### [WHAT TO WORK ON]
Reproduce all the entries precisely.

### [SUPPLIED DATA]

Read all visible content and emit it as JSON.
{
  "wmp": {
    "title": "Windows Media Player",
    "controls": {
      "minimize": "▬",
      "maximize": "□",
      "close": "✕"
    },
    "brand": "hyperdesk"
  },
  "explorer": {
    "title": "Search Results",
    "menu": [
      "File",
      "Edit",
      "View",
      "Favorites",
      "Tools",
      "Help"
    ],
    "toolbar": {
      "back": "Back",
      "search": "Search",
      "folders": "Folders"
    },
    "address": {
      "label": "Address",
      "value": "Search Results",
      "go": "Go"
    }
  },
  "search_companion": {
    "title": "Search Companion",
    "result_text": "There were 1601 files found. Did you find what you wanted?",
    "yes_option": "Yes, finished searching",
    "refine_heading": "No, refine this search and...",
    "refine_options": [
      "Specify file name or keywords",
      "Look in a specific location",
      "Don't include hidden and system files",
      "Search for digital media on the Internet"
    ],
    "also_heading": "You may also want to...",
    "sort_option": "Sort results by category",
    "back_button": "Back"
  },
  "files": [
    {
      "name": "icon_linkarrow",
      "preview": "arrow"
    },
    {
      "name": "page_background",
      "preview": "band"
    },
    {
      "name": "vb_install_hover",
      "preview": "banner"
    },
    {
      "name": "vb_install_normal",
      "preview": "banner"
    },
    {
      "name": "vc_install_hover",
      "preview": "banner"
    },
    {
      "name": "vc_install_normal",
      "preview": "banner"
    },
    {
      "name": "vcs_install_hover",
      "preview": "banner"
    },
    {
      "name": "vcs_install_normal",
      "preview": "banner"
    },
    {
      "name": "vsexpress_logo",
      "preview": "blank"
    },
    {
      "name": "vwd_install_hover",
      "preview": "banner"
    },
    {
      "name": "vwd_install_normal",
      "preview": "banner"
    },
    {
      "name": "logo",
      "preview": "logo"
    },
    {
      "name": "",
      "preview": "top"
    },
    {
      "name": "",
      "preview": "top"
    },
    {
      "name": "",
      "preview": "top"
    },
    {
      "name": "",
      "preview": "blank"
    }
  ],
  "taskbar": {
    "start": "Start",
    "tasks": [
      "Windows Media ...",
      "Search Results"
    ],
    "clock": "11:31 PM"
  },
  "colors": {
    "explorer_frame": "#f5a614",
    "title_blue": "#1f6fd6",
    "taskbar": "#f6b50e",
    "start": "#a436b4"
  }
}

### [EXERCISE OUTPUT]
Read all visible content and emit it as JSON.
{
  "wmp": {
    "title": "Windows Media Player",
    "controls": {
      "minimize": "▬",
      "maximize": "□",
      "close": "✕"
    },
    "brand": "hyperdesk"
  },
  "explorer": {
    "title": "Search Results",
    "menu": [
      "File",
      "Edit",
      "View",
      "Favorites",
      "Tools",
      "Help"
    ],
    "toolbar": {
      "back": "Back",
      "search": "Search",
      "folders": "Folders"
    },
    "address": {
      "label": "Address",
      "value": "Search Results",
      "go": "Go"
    }
  },
  "search_companion": {
    "title": "Search Companion",
    "result_text": "There were 1601 files found. Did you find what you wanted?",
    "yes_option": "Yes, finished searching",
    "refine_heading": "No, refine this search and...",
    "refine_options": [
      "Specify file name or keywords",
      "Look in a specific location",
      "Don't include hidden and system files",
      "Search for digital media on the Internet"
    ],
    "also_heading": "You may also want to...",
    "sort_option": "Sort results by category",
    "back_button": "Back"
  },
  "files": [
    {
      "name": "icon_linkarrow",
      "preview": "arrow"
    },
    {
      "name": "page_background",
      "preview": "band"
    },
    {
      "name": "vb_install_hover",
      "preview": "banner"
    },
    {
      "name": "vb_install_normal",
      "preview": "banner"
    },
    {
      "name": "vc_install_hover",
      "preview": "banner"
    },
    {
      "name": "vc_install_normal",
      "preview": "banner"
    },
    {
      "name": "vcs_install_hover",
      "preview": "banner"
    },
    {
      "name": "vcs_install_normal",
      "preview": "banner"
    },
    {
      "name": "vsexpress_logo",
      "preview": "blank"
    },
    {
      "name": "vwd_install_hover",
      "preview": "banner"
    },
    {
      "name": "vwd_install_normal",
      "preview": "banner"
    },
    {
      "name": "logo",
      "preview": "logo"
    },
    {
      "name": "",
      "preview": "top"
    },
    {
      "name": "",
      "preview": "top"
    },
    {
      "name": "",
      "preview": "top"
    },
    {
      "name": "",
      "preview": "blank"
    }
  ],
  "taskbar": {
    "start": "Start",
    "tasks": [
      "Windows Media ...",
      "Search Results"
    ],
    "clock": "11:31 PM"
  },
  "colors": {
    "explorer_frame": "#f5a614",
    "title_blue": "#1f6fd6",
    "taskbar": "#f6b50e",
    "start": "#a436b4"
  }
}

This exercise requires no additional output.